Rows from a dataset:
-------

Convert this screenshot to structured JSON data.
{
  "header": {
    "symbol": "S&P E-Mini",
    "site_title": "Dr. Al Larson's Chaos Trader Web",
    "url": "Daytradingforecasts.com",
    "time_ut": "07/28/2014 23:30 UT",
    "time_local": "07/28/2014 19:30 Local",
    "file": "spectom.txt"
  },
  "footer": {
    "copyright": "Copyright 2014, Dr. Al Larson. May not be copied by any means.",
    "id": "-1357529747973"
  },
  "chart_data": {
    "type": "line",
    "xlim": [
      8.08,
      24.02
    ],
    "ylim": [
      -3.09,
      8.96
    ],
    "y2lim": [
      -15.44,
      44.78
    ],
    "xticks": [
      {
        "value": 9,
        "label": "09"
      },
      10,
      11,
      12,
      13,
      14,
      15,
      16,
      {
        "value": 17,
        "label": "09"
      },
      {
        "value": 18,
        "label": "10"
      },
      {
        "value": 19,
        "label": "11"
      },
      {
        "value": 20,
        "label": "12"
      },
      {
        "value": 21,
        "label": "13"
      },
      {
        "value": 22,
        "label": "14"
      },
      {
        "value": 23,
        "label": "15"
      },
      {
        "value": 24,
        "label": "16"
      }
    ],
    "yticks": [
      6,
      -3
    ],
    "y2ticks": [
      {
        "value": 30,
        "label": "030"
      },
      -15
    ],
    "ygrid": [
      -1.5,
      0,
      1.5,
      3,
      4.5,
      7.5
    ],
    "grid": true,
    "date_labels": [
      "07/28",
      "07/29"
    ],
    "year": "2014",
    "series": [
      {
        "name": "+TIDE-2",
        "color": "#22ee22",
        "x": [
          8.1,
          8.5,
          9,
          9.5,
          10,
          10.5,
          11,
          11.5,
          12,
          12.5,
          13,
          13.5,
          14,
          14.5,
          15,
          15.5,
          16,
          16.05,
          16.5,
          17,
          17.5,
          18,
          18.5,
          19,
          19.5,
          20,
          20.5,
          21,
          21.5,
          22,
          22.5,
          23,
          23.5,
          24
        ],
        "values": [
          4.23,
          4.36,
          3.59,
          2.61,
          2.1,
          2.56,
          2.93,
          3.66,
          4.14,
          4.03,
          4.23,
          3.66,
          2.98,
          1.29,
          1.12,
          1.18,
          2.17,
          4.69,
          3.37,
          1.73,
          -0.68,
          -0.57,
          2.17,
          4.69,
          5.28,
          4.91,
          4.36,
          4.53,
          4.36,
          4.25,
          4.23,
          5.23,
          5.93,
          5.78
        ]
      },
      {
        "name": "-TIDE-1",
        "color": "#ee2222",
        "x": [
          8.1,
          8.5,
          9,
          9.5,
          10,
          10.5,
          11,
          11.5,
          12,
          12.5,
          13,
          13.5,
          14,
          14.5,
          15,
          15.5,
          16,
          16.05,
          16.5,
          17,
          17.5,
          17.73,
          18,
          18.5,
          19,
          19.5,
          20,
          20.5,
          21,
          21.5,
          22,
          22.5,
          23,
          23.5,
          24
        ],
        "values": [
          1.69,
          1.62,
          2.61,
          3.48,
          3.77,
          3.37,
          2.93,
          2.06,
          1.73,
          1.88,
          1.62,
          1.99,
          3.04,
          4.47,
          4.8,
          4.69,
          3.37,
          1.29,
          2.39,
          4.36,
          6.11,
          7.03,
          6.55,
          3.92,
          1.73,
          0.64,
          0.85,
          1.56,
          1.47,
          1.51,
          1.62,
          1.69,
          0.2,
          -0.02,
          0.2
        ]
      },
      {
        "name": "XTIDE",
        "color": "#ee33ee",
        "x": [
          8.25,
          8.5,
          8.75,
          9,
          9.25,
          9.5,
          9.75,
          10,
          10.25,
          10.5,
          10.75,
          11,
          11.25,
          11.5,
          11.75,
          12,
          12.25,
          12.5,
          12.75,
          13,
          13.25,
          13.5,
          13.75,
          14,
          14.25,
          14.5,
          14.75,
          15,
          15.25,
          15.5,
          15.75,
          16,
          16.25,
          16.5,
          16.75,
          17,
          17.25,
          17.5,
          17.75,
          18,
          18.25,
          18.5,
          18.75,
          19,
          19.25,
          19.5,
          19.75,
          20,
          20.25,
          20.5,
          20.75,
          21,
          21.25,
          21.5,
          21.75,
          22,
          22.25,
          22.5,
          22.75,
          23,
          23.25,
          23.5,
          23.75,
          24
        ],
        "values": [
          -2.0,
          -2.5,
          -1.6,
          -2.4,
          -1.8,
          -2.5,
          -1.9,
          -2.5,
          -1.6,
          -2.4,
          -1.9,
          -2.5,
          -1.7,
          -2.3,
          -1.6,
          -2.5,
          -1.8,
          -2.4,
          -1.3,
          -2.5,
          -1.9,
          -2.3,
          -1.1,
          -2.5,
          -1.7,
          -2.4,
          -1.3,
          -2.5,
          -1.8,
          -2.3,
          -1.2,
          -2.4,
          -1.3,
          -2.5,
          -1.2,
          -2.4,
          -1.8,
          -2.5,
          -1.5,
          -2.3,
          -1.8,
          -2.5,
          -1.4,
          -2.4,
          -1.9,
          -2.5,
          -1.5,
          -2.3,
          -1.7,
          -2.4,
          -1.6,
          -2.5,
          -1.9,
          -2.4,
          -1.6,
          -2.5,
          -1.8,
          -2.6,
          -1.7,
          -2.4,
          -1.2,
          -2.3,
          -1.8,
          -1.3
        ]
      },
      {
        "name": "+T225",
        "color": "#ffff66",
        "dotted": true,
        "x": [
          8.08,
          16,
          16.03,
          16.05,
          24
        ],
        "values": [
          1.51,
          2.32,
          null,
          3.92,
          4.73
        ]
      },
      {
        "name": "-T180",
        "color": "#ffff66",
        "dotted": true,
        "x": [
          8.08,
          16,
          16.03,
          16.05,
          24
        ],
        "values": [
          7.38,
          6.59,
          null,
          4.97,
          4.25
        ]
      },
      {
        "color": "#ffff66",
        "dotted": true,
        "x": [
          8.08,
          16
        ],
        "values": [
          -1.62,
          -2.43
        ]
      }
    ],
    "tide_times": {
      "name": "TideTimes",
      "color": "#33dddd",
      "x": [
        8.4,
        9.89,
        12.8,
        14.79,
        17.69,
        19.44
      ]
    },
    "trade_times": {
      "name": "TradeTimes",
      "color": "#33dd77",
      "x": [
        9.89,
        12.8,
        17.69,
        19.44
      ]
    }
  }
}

-------

**Exercise aim:** Extract all the material, leaving every line as it is.

**Solution to this exercise:**
Convert this screenshot to structured JSON data.
{
  "header": {
    "symbol": "S&P E-Mini",
    "site_title": "Dr. Al Larson's Chaos Trader Web",
    "url": "Daytradingforecasts.com",
    "time_ut": "07/28/2014 23:30 UT",
    "time_local": "07/28/2014 19:30 Local",
    "file": "spectom.txt"
  },
  "footer": {
    "copyright": "Copyright 2014, Dr. Al Larson. May not be copied by any means.",
    "id": "-1357529747973"
  },
  "chart_data": {
    "type": "line",
    "xlim": [
      8.08,
      24.02
    ],
    "ylim": [
      -3.09,
      8.96
    ],
    "y2lim": [
      -15.44,
      44.78
    ],
    "xticks": [
      {
        "value": 9,
        "label": "09"
      },
      10,
      11,
      12,
      13,
      14,
      15,
      16,
      {
        "value": 17,
        "label": "09"
      },
      {
        "value": 18,
        "label": "10"
      },
      {
        "value": 19,
        "label": "11"
      },
      {
        "value": 20,
        "label": "12"
      },
      {
        "value": 21,
        "label": "13"
      },
      {
        "value": 22,
        "label": "14"
      },
      {
        "value": 23,
        "label": "15"
      },
      {
        "value": 24,
        "label": "16"
      }
    ],
    "yticks": [
      6,
      -3
    ],
    "y2ticks": [
      {
        "value": 30,
        "label": "030"
      },
      -15
    ],
    "ygrid": [
      -1.5,
      0,
      1.5,
      3,
      4.5,
      7.5
    ],
    "grid": true,
    "date_labels": [
      "07/28",
      "07/29"
    ],
    "year": "2014",
    "series": [
      {
        "name": "+TIDE-2",
        "color": "#22ee22",
        "x": [
          8.1,
          8.5,
          9,
          9.5,
          10,
          10.5,
          11,
          11.5,
          12,
          12.5,
          13,
          13.5,
          14,
          14.5,
          15,
          15.5,
          16,
          16.05,
          16.5,
          17,
          17.5,
          18,
          18.5,
          19,
          19.5,
          20,
          20.5,
          21,
          21.5,
          22,
          22.5,
          23,
          23.5,
          24
        ],
        "values": [
          4.23,
          4.36,
          3.59,
          2.61,
          2.1,
          2.56,
          2.93,
          3.66,
          4.14,
          4.03,
          4.23,
          3.66,
          2.98,
          1.29,
          1.12,
          1.18,
          2.17,
          4.69,
          3.37,
          1.73,
          -0.68,
          -0.57,
          2.17,
          4.69,
          5.28,
          4.91,
          4.36,
          4.53,
          4.36,
          4.25,
          4.23,
          5.23,
          5.93,
          5.78
        ]
      },
      {
        "name": "-TIDE-1",
        "color": "#ee2222",
        "x": [
          8.1,
          8.5,
          9,
          9.5,
          10,
          10.5,
          11,
          11.5,
          12,
          12.5,
          13,
          13.5,
          14,
          14.5,
          15,
          15.5,
          16,
          16.05,
          16.5,
          17,
          17.5,
          17.73,
          18,
          18.5,
          19,
          19.5,
          20,
          20.5,
          21,
          21.5,
          22,
          22.5,
          23,
          23.5,
          24
        ],
        "values": [
          1.69,
          1.62,
          2.61,
          3.48,
          3.77,
          3.37,
          2.93,
          2.06,
          1.73,
          1.88,
          1.62,
          1.99,
          3.04,
          4.47,
          4.8,
          4.69,
          3.37,
          1.29,
          2.39,
          4.36,
          6.11,
          7.03,
          6.55,
          3.92,
          1.73,
          0.64,
          0.85,
          1.56,
          1.47,
          1.51,
          1.62,
          1.69,
          0.2,
          -0.02,
          0.2
        ]
      },
      {
        "name": "XTIDE",
        "color": "#ee33ee",
        "x": [
          8.25,
          8.5,
          8.75,
          9,
          9.25,
          9.5,
          9.75,
          10,
          10.25,
          10.5,
          10.75,
          11,
          11.25,
          11.5,
          11.75,
          12,
          12.25,
          12.5,
          12.75,
          13,
          13.25,
          13.5,
          13.75,
          14,
          14.25,
          14.5,
          14.75,
          15,
          15.25,
          15.5,
          15.75,
          16,
          16.25,
          16.5,
          16.75,
          17,
          17.25,
          17.5,
          17.75,
          18,
          18.25,
          18.5,
          18.75,
          19,
          19.25,
          19.5,
          19.75,
          20,
          20.25,
          20.5,
          20.75,
          21,
          21.25,
          21.5,
          21.75,
          22,
          22.25,
          22.5,
          22.75,
          23,
          23.25,
          23.5,
          23.75,
          24
        ],
        "values": [
          -2.0,
          -2.5,
          -1.6,
          -2.4,
          -1.8,
          -2.5,
          -1.9,
          -2.5,
          -1.6,
          -2.4,
          -1.9,
          -2.5,
          -1.7,
          -2.3,
          -1.6,
          -2.5,
          -1.8,
          -2.4,
          -1.3,
          -2.5,
          -1.9,
          -2.3,
          -1.1,
          -2.5,
          -1.7,
          -2.4,
          -1.3,
          -2.5,
          -1.8,
          -2.3,
          -1.2,
          -2.4,
          -1.3,
          -2.5,
          -1.2,
          -2.4,
          -1.8,
          -2.5,
          -1.5,
          -2.3,
          -1.8,
          -2.5,
          -1.4,
          -2.4,
          -1.9,
          -2.5,
          -1.5,
          -2.3,
          -1.7,
          -2.4,
          -1.6,
          -2.5,
          -1.9,
          -2.4,
          -1.6,
          -2.5,
          -1.8,
          -2.6,
          -1.7,
          -2.4,
          -1.2,
          -2.3,
          -1.8,
          -1.3
        ]
      },
      {
        "name": "+T225",
        "color": "#ffff66",
        "dotted": true,
        "x": [
          8.08,
          16,
          16.03,
          16.05,
          24
        ],
        "values": [
          1.51,
          2.32,
          null,
          3.92,
          4.73
        ]
      },
      {
        "name": "-T180",
        "color": "#ffff66",
        "dotted": true,
        "x": [
          8.08,
          16,
          16.03,
          16.05,
          24
        ],
        "values": [
          7.38,
          6.59,
          null,
          4.97,
          4.25
        ]
      },
      {
        "color": "#ffff66",
        "dotted": true,
        "x": [
          8.08,
          16
        ],
        "values": [
          -1.62,
          -2.43
        ]
      }
    ],
    "tide_times": {
      "name": "TideTimes",
      "color": "#33dddd",
      "x": [
        8.4,
        9.89,
        12.8,
        14.79,
        17.69,
        19.44
      ]
    },
    "trade_times": {
      "name": "TradeTimes",
      "color": "#33dd77",
      "x": [
        9.89,
        12.8,
        17.69,
        19.44
      ]
    }
  }
}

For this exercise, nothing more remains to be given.